[Start of Page excerpt]
A global village meeting
Literacy and numeracy specialists from 16 countries gathered for the NRDC Nottingham conference this year. Fiona Freel, Moya Wilkie and David Budge report on the insights they shared
It was, as Jan Eldred of NIACE noted, 'the most international of the NRDC's international conferences'. Leonne Beebe, a practitionerresearcher from Vancouver, said simply: 'It feels as if we have the world in a room.'
This year's conference in Eastwood, the former mining village outside Nottingham where DH Lawrence spent his boyhood, attracted adult literacy and numeracy specialists from Australia, New Zealand, Germany, Switzerland, the United States, Canada, Norway, Iceland, the Netherlands, Brazil, Malawi and Ireland, as well as the UK countries.
Each nation has very different policies and qualifications for this sector but, as this conference showed, there are common challenges that make the distances between countries seem minuscule.
How do you rebuild the shattered confidence of learners who failed at school (or were failed by the system)? What is the best way of catering for immigrants and refugees? How do you ensure that the least skilled will not be left behind by global competition and the never-ending ICT revolution?
As Ralf Kellershohn of the Swiss e-learning company Avallain pointed out, even relatively lowlevel jobs demand more skills than in the past. 'Fork-lift drivers, for example, may have to be ICT literate because they may find they are controlling trucks run by computers.'
Encouragingly, Professor Steve Reder, of NCSALL, the sister organisation of the NRDC in the US, reported that the ICT gap between American high school drop-outs and their more educated peers appears to have closed in some respects (in 2000, less-educated adults were not using computers but by 2003 many of them were).
The Americans, like the rest of the world, are still looking for the magic formula that will encourage adult learners to persist with their studies. However, John Comings, director of NCSALL, said that some factors that promoted persistence were already known. 'Students say that the most important thing is a supportive person who encourages them,' he said.
Comings also emphasised that the traditional concept of persistence needed to change. It should be accepted that adult learners might drop out and then resume their studies later.
[End of Page excerpt]
[Start of Extracted material]
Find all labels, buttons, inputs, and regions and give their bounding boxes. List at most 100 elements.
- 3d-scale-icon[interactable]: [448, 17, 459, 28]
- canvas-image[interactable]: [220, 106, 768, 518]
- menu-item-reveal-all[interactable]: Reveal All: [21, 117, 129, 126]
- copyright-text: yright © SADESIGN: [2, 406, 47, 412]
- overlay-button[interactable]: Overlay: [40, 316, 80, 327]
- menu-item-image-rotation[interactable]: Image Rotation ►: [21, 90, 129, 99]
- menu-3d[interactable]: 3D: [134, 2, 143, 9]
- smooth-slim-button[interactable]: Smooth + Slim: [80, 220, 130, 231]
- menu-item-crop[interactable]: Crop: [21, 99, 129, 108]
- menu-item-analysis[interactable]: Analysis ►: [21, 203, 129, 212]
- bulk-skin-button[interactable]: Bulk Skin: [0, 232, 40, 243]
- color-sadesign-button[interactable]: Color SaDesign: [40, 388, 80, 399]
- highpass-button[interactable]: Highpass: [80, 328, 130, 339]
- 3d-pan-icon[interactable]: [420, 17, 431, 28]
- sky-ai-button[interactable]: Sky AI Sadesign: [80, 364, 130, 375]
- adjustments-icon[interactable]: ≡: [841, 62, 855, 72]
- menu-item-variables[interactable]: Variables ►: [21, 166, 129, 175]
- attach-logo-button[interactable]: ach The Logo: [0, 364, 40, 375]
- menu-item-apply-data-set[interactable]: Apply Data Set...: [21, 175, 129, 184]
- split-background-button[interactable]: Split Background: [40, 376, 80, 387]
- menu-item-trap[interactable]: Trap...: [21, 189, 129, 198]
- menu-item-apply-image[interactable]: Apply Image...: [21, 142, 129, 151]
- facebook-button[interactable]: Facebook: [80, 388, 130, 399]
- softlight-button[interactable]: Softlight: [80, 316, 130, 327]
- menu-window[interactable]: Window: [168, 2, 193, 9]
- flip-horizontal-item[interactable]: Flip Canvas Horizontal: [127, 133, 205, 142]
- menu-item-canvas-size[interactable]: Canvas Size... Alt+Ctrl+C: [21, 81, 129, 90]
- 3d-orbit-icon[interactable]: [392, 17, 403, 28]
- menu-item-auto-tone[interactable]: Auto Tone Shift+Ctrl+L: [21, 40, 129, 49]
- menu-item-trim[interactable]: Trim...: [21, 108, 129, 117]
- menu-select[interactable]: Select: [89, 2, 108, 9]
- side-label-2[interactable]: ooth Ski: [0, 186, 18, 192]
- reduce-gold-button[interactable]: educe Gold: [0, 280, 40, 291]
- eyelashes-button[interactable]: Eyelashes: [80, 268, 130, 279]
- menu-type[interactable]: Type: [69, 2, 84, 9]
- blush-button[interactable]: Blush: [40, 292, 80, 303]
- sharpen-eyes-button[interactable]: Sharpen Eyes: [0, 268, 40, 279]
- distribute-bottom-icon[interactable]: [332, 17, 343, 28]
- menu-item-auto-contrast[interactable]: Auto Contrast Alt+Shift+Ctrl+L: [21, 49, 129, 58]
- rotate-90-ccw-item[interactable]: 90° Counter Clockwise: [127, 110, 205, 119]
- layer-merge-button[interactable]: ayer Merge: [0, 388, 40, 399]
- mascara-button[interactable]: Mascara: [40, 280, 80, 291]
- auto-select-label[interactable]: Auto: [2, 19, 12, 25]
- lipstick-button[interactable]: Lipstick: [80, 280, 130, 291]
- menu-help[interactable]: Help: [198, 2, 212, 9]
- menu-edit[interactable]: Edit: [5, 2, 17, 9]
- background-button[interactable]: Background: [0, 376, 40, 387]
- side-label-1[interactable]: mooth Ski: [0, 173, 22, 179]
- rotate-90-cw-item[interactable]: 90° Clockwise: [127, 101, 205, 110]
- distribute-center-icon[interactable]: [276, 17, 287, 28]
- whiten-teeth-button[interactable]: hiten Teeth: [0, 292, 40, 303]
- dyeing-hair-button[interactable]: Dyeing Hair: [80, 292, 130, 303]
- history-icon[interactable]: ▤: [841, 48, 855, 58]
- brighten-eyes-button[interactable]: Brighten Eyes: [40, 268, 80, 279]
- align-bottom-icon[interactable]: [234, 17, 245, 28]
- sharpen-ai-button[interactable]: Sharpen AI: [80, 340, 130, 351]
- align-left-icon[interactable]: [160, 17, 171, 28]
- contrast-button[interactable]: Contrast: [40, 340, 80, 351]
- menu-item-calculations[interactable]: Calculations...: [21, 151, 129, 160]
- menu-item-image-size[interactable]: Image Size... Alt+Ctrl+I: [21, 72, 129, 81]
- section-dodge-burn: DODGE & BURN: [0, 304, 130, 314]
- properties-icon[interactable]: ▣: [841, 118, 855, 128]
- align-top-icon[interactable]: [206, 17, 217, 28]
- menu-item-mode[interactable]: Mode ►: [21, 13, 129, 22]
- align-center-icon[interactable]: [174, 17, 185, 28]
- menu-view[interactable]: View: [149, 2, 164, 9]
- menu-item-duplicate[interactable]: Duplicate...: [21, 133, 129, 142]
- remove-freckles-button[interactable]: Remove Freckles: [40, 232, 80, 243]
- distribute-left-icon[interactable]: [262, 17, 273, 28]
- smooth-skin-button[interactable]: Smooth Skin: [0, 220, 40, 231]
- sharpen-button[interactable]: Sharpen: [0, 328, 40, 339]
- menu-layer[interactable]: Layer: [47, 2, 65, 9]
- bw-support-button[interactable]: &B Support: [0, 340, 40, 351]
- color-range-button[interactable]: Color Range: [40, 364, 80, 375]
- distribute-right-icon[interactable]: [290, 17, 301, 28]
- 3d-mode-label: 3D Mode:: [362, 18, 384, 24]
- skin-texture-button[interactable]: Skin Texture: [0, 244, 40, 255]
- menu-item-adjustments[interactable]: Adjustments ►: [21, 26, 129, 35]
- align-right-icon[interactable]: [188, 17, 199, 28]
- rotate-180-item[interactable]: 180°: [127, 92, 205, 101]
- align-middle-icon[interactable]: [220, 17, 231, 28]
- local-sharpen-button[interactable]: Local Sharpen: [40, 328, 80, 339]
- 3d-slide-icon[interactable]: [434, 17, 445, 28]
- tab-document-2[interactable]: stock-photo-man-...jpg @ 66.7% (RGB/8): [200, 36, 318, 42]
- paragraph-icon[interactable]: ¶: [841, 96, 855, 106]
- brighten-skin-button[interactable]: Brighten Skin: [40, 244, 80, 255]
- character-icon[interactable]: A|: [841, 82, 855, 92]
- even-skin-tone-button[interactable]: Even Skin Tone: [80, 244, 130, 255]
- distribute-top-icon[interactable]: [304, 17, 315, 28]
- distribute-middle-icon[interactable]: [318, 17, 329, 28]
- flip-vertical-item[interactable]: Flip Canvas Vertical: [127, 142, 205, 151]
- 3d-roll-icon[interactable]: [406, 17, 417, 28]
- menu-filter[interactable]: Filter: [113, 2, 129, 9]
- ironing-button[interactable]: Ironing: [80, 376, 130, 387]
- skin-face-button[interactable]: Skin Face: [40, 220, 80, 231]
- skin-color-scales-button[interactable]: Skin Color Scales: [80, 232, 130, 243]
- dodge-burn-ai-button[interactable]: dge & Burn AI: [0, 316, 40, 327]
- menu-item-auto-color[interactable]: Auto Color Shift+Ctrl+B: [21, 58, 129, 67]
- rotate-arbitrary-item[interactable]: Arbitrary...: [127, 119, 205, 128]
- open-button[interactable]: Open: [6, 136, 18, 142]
[End of Extracted material]
• [Your tasks]
• a. In the conference report, what did students say was the most important thing for persisting with their studies?
• b. Pick up the conference report after its final sentence and carry it forward.

• [The replies]
• a. A supportive person who encourages them.

• b.
'It's true that employees with low skills don't trust 'suits' - no matter how
nice they are'
Clare Hannah, Learning and Development Director, First UK Bus, responding to a suggestion that shopfloor workers should champion learning opportunities
That was a key message that practitioners took away from the conference, as Joseph Kingsley-Nyinah, a London ESOL teacher, confirmed. 'Some college managers are loath to re-admit students who drop out but the NCSALL research shows this is a pattern that should be expected.'
The importance of embedding not only literacy and numeracy but communication skills in vocational training was also emphasised. Neil Robertson, head of the Skills for Life Strategy Unit, acknowledged that some occupational sectors already recognised this need. 'I went to Liverpool recently to speak to hairdressers. As I left I picked up a flyer that described the 'recipe' for a successful stylist - it suggested that it was 45 per cent communication skills, 25 per cent vocational skills and the rest was literacy and numeracy.' That point has evidently not percolated down to some hairdressers. Half a mile from the Eastwood conference centre one of the village hairdressers had placed an advert for 'apointments' with the 'beautian' in their shop window.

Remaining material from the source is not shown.